* Task to carry out
Give an exact transcription of every line, dropping the images.

Stored data entries

• • • • •

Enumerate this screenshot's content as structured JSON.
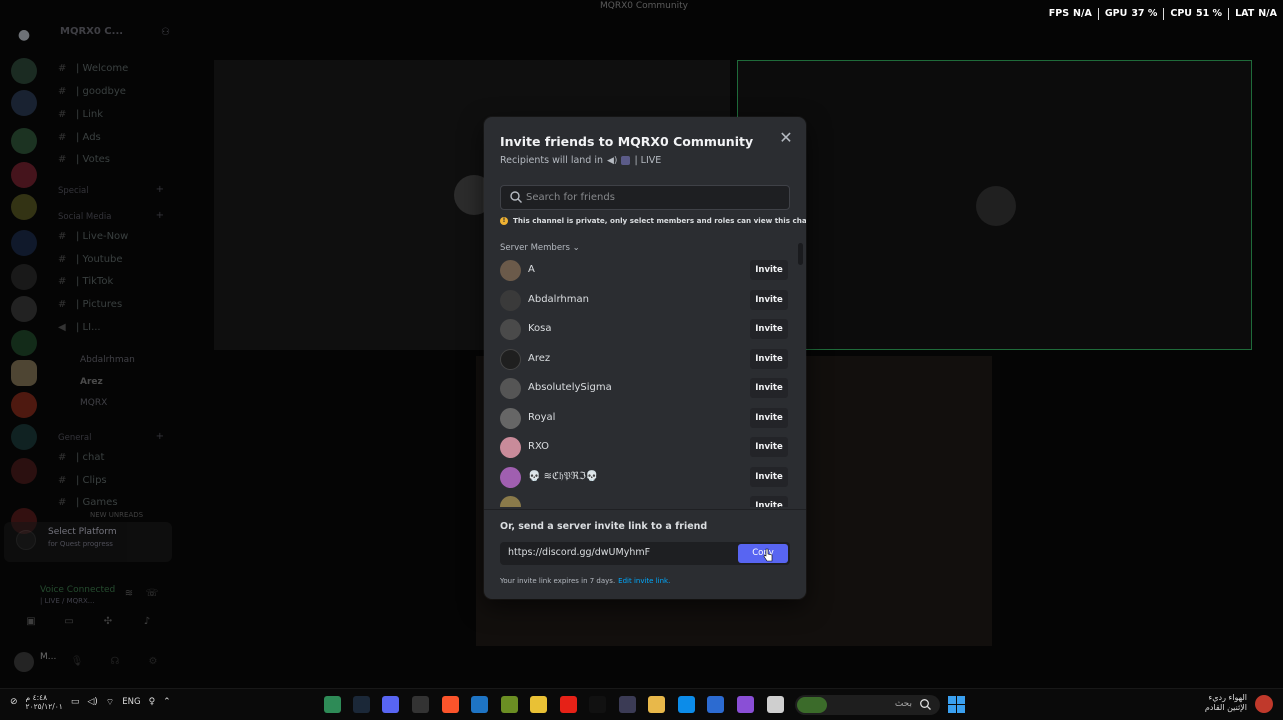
{
  "window": {
    "title": "MQRX0 Community"
  },
  "perf_overlay": [
    {
      "label": "FPS",
      "value": "N/A"
    },
    {
      "label": "GPU",
      "value": "37 %"
    },
    {
      "label": "CPU",
      "value": "51 %"
    },
    {
      "label": "LAT",
      "value": "N/A"
    }
  ],
  "sidebar": {
    "server_name": "MQRX0 C...",
    "channels": [
      {
        "name": "| Welcome"
      },
      {
        "name": "| goodbye"
      },
      {
        "name": "| Link"
      },
      {
        "name": "| Ads"
      },
      {
        "name": "| Votes"
      }
    ],
    "categories": [
      "Special",
      "Social Media",
      "General"
    ],
    "social_channels": [
      {
        "name": "| Live-Now"
      },
      {
        "name": "| Youtube"
      },
      {
        "name": "| TikTok"
      },
      {
        "name": "| Pictures"
      }
    ],
    "voice_channel": "| LI...",
    "voice_users": [
      "Abdalrhman",
      "Arez",
      "MQRX"
    ],
    "general_channels": [
      {
        "name": "| chat"
      },
      {
        "name": "| Clips"
      },
      {
        "name": "| Games"
      }
    ],
    "new_unreads": "NEW UNREADS",
    "select_platform": {
      "title": "Select Platform",
      "subtitle": "for Quest progress"
    },
    "voice_connected": {
      "title": "Voice Connected",
      "subtitle": "| LIVE / MQRX..."
    },
    "user": "M..."
  },
  "modal": {
    "title": "Invite friends to MQRX0 Community",
    "subtitle_prefix": "Recipients will land in",
    "subtitle_channel": "| LIVE",
    "search_placeholder": "Search for friends",
    "notice": "This channel is private, only select members and roles can view this channel.",
    "members_header": "Server Members ⌄",
    "invite_label": "Invite",
    "members": [
      {
        "name": "A",
        "color": "#6b5a4a"
      },
      {
        "name": "Abdalrhman",
        "color": "#3a3a3a"
      },
      {
        "name": "Kosa",
        "color": "#4a4a4a"
      },
      {
        "name": "Arez",
        "color": "#2a2a2a"
      },
      {
        "name": "AbsolutelySigma",
        "color": "#555555"
      },
      {
        "name": "Royal",
        "color": "#666666"
      },
      {
        "name": "RXO",
        "color": "#c98b9a"
      },
      {
        "name": "💀 ≋ℭ𝔥𝔓ℜℑ💀",
        "color": "#a05fb0"
      }
    ],
    "link_label": "Or, send a server invite link to a friend",
    "invite_url": "https://discord.gg/dwUMyhmF",
    "copy_label": "Copy",
    "expire_text": "Your invite link expires in 7 days.",
    "edit_link": "Edit invite link."
  },
  "taskbar": {
    "time_line1": "٤:٤٨ م",
    "time_line2": "٢٠٢٥/١٢/٠١",
    "lang": "ENG",
    "search_text": "بحث",
    "news_line1": "الهواء رديء",
    "news_line2": "الإثنين القادم"
  }
}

• • • • •

* Solution to the problem
Enumerate this screenshot's content as structured JSON.
{
  "window": {
    "title": "MQRX0 Community"
  },
  "perf_overlay": [
    {
      "label": "FPS",
      "value": "N/A"
    },
    {
      "label": "GPU",
      "value": "37 %"
    },
    {
      "label": "CPU",
      "value": "51 %"
    },
    {
      "label": "LAT",
      "value": "N/A"
    }
  ],
  "sidebar": {
    "server_name": "MQRX0 C...",
    "channels": [
      {
        "name": "| Welcome"
      },
      {
        "name": "| goodbye"
      },
      {
        "name": "| Link"
      },
      {
        "name": "| Ads"
      },
      {
        "name": "| Votes"
      }
    ],
    "categories": [
      "Special",
      "Social Media",
      "General"
    ],
    "social_channels": [
      {
        "name": "| Live-Now"
      },
      {
        "name": "| Youtube"
      },
      {
        "name": "| TikTok"
      },
      {
        "name": "| Pictures"
      }
    ],
    "voice_channel": "| LI...",
    "voice_users": [
      "Abdalrhman",
      "Arez",
      "MQRX"
    ],
    "general_channels": [
      {
        "name": "| chat"
      },
      {
        "name": "| Clips"
      },
      {
        "name": "| Games"
      }
    ],
    "new_unreads": "NEW UNREADS",
    "select_platform": {
      "title": "Select Platform",
      "subtitle": "for Quest progress"
    },
    "voice_connected": {
      "title": "Voice Connected",
      "subtitle": "| LIVE / MQRX..."
    },
    "user": "M..."
  },
  "modal": {
    "title": "Invite friends to MQRX0 Community",
    "subtitle_prefix": "Recipients will land in",
    "subtitle_channel": "| LIVE",
    "search_placeholder": "Search for friends",
    "notice": "This channel is private, only select members and roles can view this channel.",
    "members_header": "Server Members ⌄",
    "invite_label": "Invite",
    "members": [
      {
        "name": "A",
        "color": "#6b5a4a"
      },
      {
        "name": "Abdalrhman",
        "color": "#3a3a3a"
      },
      {
        "name": "Kosa",
        "color": "#4a4a4a"
      },
      {
        "name": "Arez",
        "color": "#2a2a2a"
      },
      {
        "name": "AbsolutelySigma",
        "color": "#555555"
      },
      {
        "name": "Royal",
        "color": "#666666"
      },
      {
        "name": "RXO",
        "color": "#c98b9a"
      },
      {
        "name": "💀 ≋ℭ𝔥𝔓ℜℑ💀",
        "color": "#a05fb0"
      }
    ],
    "link_label": "Or, send a server invite link to a friend",
    "invite_url": "https://discord.gg/dwUMyhmF",
    "copy_label": "Copy",
    "expire_text": "Your invite link expires in 7 days.",
    "edit_link": "Edit invite link."
  },
  "taskbar": {
    "time_line1": "٤:٤٨ م",
    "time_line2": "٢٠٢٥/١٢/٠١",
    "lang": "ENG",
    "search_text": "بحث",
    "news_line1": "الهواء رديء",
    "news_line2": "الإثنين القادم"
  }
}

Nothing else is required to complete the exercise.